## Task to complete
Pictures do not belong in the copy; quote every entry below exactly.

## Supplied material
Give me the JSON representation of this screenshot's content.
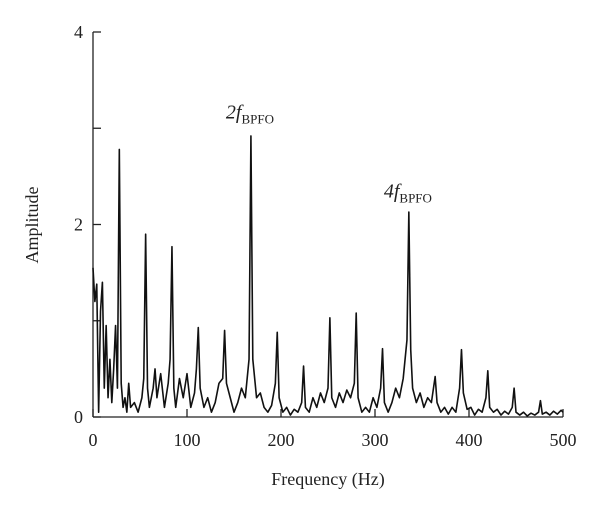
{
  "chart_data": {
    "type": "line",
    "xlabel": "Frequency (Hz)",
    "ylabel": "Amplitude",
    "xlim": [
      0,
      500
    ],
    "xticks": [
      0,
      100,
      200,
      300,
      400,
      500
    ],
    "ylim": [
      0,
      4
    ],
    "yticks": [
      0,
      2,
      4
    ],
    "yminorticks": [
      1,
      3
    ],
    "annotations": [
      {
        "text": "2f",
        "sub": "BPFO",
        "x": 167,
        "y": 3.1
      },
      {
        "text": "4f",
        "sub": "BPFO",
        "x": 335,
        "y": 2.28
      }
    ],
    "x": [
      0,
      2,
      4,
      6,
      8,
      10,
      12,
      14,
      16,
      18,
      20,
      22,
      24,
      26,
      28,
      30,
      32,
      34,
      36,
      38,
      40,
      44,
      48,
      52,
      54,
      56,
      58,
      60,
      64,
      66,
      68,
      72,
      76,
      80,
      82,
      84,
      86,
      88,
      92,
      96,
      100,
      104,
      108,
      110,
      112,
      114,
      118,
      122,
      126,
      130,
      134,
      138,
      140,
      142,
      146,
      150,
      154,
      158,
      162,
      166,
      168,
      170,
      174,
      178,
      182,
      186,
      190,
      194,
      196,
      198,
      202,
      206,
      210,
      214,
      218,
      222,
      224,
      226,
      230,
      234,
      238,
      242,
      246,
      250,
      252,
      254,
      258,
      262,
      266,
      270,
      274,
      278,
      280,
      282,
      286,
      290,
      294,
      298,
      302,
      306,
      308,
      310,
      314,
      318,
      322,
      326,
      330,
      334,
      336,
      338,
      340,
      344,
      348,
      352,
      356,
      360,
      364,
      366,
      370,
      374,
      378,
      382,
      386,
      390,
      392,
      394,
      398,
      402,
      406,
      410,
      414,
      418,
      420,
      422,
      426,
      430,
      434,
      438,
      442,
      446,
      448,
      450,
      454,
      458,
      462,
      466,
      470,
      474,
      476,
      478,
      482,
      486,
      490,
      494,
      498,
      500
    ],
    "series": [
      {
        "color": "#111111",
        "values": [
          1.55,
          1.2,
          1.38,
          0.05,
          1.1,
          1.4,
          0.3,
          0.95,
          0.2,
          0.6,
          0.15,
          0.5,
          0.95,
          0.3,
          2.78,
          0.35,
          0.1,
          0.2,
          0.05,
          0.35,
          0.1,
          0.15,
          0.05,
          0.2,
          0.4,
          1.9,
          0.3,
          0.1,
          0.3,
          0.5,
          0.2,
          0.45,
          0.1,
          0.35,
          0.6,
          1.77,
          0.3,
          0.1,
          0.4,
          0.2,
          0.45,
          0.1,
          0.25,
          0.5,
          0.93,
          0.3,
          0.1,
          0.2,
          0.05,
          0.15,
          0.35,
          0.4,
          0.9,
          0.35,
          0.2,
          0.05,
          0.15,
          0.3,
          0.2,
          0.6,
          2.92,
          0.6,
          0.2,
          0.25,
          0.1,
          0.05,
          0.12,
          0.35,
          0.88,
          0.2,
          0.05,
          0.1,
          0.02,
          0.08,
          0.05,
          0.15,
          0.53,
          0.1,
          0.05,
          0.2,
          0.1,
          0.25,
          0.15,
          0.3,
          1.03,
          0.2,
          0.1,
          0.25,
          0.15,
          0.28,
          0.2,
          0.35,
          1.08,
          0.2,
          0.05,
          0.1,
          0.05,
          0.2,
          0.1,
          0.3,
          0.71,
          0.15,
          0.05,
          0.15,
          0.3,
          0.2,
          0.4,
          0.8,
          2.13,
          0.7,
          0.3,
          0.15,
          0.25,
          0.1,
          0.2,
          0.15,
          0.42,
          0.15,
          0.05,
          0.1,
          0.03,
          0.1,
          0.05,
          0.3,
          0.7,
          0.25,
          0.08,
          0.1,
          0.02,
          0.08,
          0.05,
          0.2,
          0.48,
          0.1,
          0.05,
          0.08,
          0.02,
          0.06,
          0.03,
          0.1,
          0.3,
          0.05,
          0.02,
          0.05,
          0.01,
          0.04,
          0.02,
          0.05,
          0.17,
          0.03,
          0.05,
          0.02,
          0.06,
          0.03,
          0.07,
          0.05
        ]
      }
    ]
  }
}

## Task response
Give me the JSON representation of this screenshot's content.
{
  "chart_data": {
    "type": "line",
    "xlabel": "Frequency (Hz)",
    "ylabel": "Amplitude",
    "xlim": [
      0,
      500
    ],
    "xticks": [
      0,
      100,
      200,
      300,
      400,
      500
    ],
    "ylim": [
      0,
      4
    ],
    "yticks": [
      0,
      2,
      4
    ],
    "yminorticks": [
      1,
      3
    ],
    "annotations": [
      {
        "text": "2f",
        "sub": "BPFO",
        "x": 167,
        "y": 3.1
      },
      {
        "text": "4f",
        "sub": "BPFO",
        "x": 335,
        "y": 2.28
      }
    ],
    "x": [
      0,
      2,
      4,
      6,
      8,
      10,
      12,
      14,
      16,
      18,
      20,
      22,
      24,
      26,
      28,
      30,
      32,
      34,
      36,
      38,
      40,
      44,
      48,
      52,
      54,
      56,
      58,
      60,
      64,
      66,
      68,
      72,
      76,
      80,
      82,
      84,
      86,
      88,
      92,
      96,
      100,
      104,
      108,
      110,
      112,
      114,
      118,
      122,
      126,
      130,
      134,
      138,
      140,
      142,
      146,
      150,
      154,
      158,
      162,
      166,
      168,
      170,
      174,
      178,
      182,
      186,
      190,
      194,
      196,
      198,
      202,
      206,
      210,
      214,
      218,
      222,
      224,
      226,
      230,
      234,
      238,
      242,
      246,
      250,
      252,
      254,
      258,
      262,
      266,
      270,
      274,
      278,
      280,
      282,
      286,
      290,
      294,
      298,
      302,
      306,
      308,
      310,
      314,
      318,
      322,
      326,
      330,
      334,
      336,
      338,
      340,
      344,
      348,
      352,
      356,
      360,
      364,
      366,
      370,
      374,
      378,
      382,
      386,
      390,
      392,
      394,
      398,
      402,
      406,
      410,
      414,
      418,
      420,
      422,
      426,
      430,
      434,
      438,
      442,
      446,
      448,
      450,
      454,
      458,
      462,
      466,
      470,
      474,
      476,
      478,
      482,
      486,
      490,
      494,
      498,
      500
    ],
    "series": [
      {
        "color": "#111111",
        "values": [
          1.55,
          1.2,
          1.38,
          0.05,
          1.1,
          1.4,
          0.3,
          0.95,
          0.2,
          0.6,
          0.15,
          0.5,
          0.95,
          0.3,
          2.78,
          0.35,
          0.1,
          0.2,
          0.05,
          0.35,
          0.1,
          0.15,
          0.05,
          0.2,
          0.4,
          1.9,
          0.3,
          0.1,
          0.3,
          0.5,
          0.2,
          0.45,
          0.1,
          0.35,
          0.6,
          1.77,
          0.3,
          0.1,
          0.4,
          0.2,
          0.45,
          0.1,
          0.25,
          0.5,
          0.93,
          0.3,
          0.1,
          0.2,
          0.05,
          0.15,
          0.35,
          0.4,
          0.9,
          0.35,
          0.2,
          0.05,
          0.15,
          0.3,
          0.2,
          0.6,
          2.92,
          0.6,
          0.2,
          0.25,
          0.1,
          0.05,
          0.12,
          0.35,
          0.88,
          0.2,
          0.05,
          0.1,
          0.02,
          0.08,
          0.05,
          0.15,
          0.53,
          0.1,
          0.05,
          0.2,
          0.1,
          0.25,
          0.15,
          0.3,
          1.03,
          0.2,
          0.1,
          0.25,
          0.15,
          0.28,
          0.2,
          0.35,
          1.08,
          0.2,
          0.05,
          0.1,
          0.05,
          0.2,
          0.1,
          0.3,
          0.71,
          0.15,
          0.05,
          0.15,
          0.3,
          0.2,
          0.4,
          0.8,
          2.13,
          0.7,
          0.3,
          0.15,
          0.25,
          0.1,
          0.2,
          0.15,
          0.42,
          0.15,
          0.05,
          0.1,
          0.03,
          0.1,
          0.05,
          0.3,
          0.7,
          0.25,
          0.08,
          0.1,
          0.02,
          0.08,
          0.05,
          0.2,
          0.48,
          0.1,
          0.05,
          0.08,
          0.02,
          0.06,
          0.03,
          0.1,
          0.3,
          0.05,
          0.02,
          0.05,
          0.01,
          0.04,
          0.02,
          0.05,
          0.17,
          0.03,
          0.05,
          0.02,
          0.06,
          0.03,
          0.07,
          0.05
        ]
      }
    ]
  }
}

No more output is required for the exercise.